Scan the records below for the word "icon" and give only the number of lines that hold it.

[begin RECORDS FOR THE TASK]

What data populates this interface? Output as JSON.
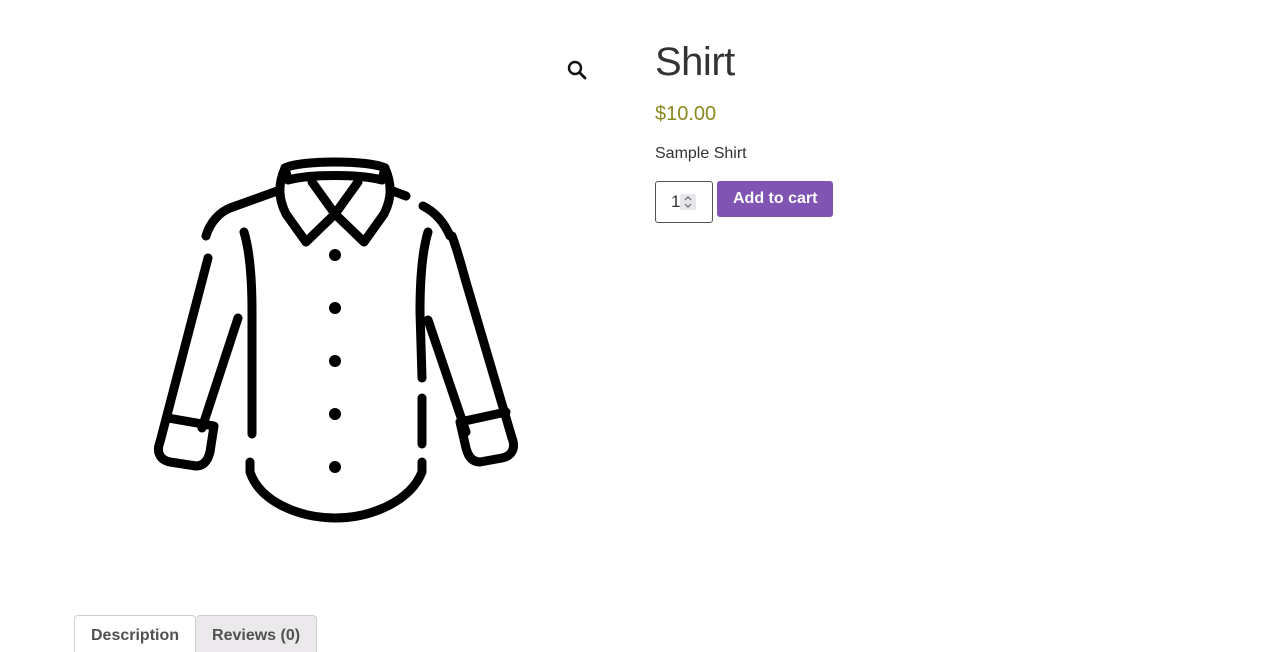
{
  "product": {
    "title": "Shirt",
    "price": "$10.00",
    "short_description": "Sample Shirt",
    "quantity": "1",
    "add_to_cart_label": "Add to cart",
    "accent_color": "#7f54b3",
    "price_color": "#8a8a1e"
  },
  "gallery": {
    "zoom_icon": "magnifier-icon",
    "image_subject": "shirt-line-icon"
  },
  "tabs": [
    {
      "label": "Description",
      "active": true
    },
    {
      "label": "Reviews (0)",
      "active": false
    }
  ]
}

[end RECORDS FOR THE TASK]
[begin RECORDS FOR THE TASK]

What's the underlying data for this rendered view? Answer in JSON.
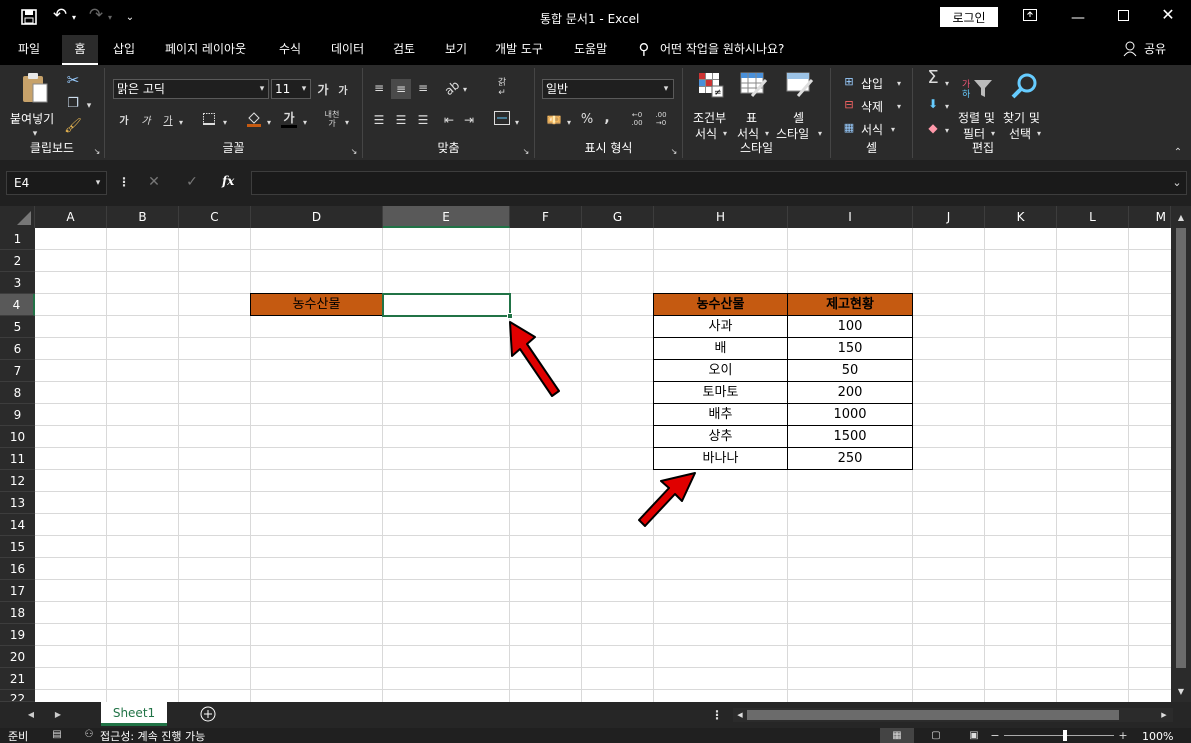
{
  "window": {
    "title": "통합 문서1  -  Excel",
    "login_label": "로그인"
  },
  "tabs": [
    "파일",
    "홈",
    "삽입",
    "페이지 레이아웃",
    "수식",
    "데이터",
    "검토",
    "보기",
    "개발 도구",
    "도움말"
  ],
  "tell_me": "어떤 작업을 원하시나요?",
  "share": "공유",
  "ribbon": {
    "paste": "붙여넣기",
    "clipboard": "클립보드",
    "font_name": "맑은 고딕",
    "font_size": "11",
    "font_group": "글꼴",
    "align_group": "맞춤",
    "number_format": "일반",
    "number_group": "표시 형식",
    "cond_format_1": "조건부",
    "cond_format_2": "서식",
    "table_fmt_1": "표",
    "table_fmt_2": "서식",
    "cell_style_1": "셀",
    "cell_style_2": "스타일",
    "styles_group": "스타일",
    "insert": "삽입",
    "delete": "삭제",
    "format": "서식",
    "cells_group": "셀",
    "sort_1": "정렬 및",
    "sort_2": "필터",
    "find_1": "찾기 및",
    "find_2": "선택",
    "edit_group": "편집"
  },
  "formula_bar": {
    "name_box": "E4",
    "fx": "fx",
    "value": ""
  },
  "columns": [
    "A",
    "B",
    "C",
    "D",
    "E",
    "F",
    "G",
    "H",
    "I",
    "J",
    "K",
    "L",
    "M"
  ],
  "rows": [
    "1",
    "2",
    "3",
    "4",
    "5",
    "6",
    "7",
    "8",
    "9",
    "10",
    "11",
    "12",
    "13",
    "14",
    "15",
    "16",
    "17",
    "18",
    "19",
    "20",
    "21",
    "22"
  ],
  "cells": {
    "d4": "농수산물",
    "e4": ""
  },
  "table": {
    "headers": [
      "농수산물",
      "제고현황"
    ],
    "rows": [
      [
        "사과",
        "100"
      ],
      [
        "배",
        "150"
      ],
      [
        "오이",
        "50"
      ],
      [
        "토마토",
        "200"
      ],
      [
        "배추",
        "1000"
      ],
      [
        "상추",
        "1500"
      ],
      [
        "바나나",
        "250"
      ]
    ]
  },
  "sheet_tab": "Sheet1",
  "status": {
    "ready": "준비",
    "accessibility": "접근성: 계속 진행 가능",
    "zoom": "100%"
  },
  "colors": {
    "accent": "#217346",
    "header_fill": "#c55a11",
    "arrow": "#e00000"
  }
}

[end RECORDS FOR THE TASK]

--- RESULT OF THE EXERCISE ---
2